● What is asked
Every record should be copied exactly, except that pictures are to be omitted.

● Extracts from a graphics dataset
^^^^

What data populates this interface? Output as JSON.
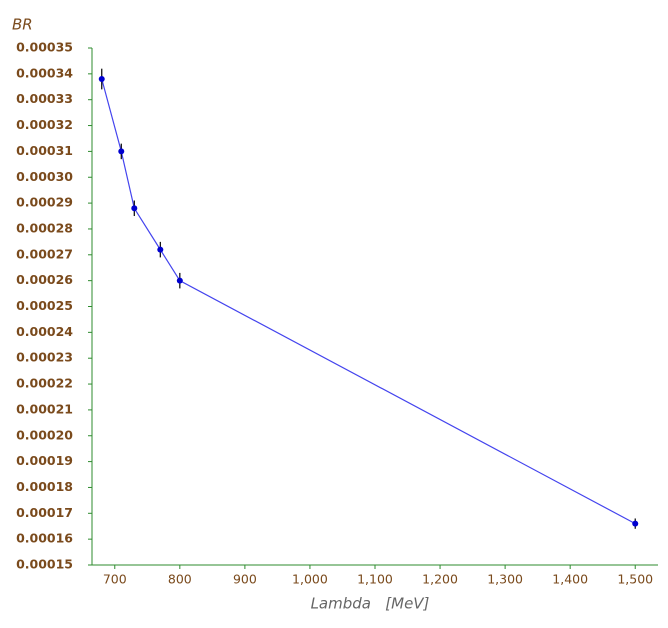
{
  "chart_data": {
    "type": "line",
    "y_label": "BR",
    "x_label": "Lambda   [MeV]",
    "x": [
      680,
      710,
      730,
      770,
      800,
      1500
    ],
    "series": [
      {
        "color": "#0000d0",
        "line_color": "#4444ee",
        "values": [
          0.000338,
          0.00031,
          0.000288,
          0.000272,
          0.00026,
          0.000166
        ],
        "errors": [
          4e-06,
          3e-06,
          3e-06,
          3e-06,
          3e-06,
          2e-06
        ]
      }
    ],
    "xlim": [
      665,
      1535
    ],
    "ylim": [
      0.00015,
      0.00035
    ],
    "xticks": [
      700,
      800,
      900,
      {
        "value": 1000,
        "label": "1,000"
      },
      {
        "value": 1100,
        "label": "1,100"
      },
      {
        "value": 1200,
        "label": "1,200"
      },
      {
        "value": 1300,
        "label": "1,300"
      },
      {
        "value": 1400,
        "label": "1,400"
      },
      {
        "value": 1500,
        "label": "1,500"
      }
    ],
    "yticks": [
      0.00015,
      0.00016,
      0.00017,
      0.00018,
      0.00019,
      {
        "value": 0.0002,
        "label": "0.00020"
      },
      0.00021,
      0.00022,
      0.00023,
      0.00024,
      0.00025,
      0.00026,
      0.00027,
      0.00028,
      0.00029,
      {
        "value": 0.0003,
        "label": "0.00030"
      },
      0.00031,
      0.00032,
      0.00033,
      0.00034,
      0.00035
    ],
    "axis_color": "#2e8b2e",
    "tick_label_color": "#7a4a1c",
    "x_label_color": "#666666"
  }
}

^^^^

● Complete output
What data populates this interface? Output as JSON.
{
  "chart_data": {
    "type": "line",
    "y_label": "BR",
    "x_label": "Lambda   [MeV]",
    "x": [
      680,
      710,
      730,
      770,
      800,
      1500
    ],
    "series": [
      {
        "color": "#0000d0",
        "line_color": "#4444ee",
        "values": [
          0.000338,
          0.00031,
          0.000288,
          0.000272,
          0.00026,
          0.000166
        ],
        "errors": [
          4e-06,
          3e-06,
          3e-06,
          3e-06,
          3e-06,
          2e-06
        ]
      }
    ],
    "xlim": [
      665,
      1535
    ],
    "ylim": [
      0.00015,
      0.00035
    ],
    "xticks": [
      700,
      800,
      900,
      {
        "value": 1000,
        "label": "1,000"
      },
      {
        "value": 1100,
        "label": "1,100"
      },
      {
        "value": 1200,
        "label": "1,200"
      },
      {
        "value": 1300,
        "label": "1,300"
      },
      {
        "value": 1400,
        "label": "1,400"
      },
      {
        "value": 1500,
        "label": "1,500"
      }
    ],
    "yticks": [
      0.00015,
      0.00016,
      0.00017,
      0.00018,
      0.00019,
      {
        "value": 0.0002,
        "label": "0.00020"
      },
      0.00021,
      0.00022,
      0.00023,
      0.00024,
      0.00025,
      0.00026,
      0.00027,
      0.00028,
      0.00029,
      {
        "value": 0.0003,
        "label": "0.00030"
      },
      0.00031,
      0.00032,
      0.00033,
      0.00034,
      0.00035
    ],
    "axis_color": "#2e8b2e",
    "tick_label_color": "#7a4a1c",
    "x_label_color": "#666666"
  }
}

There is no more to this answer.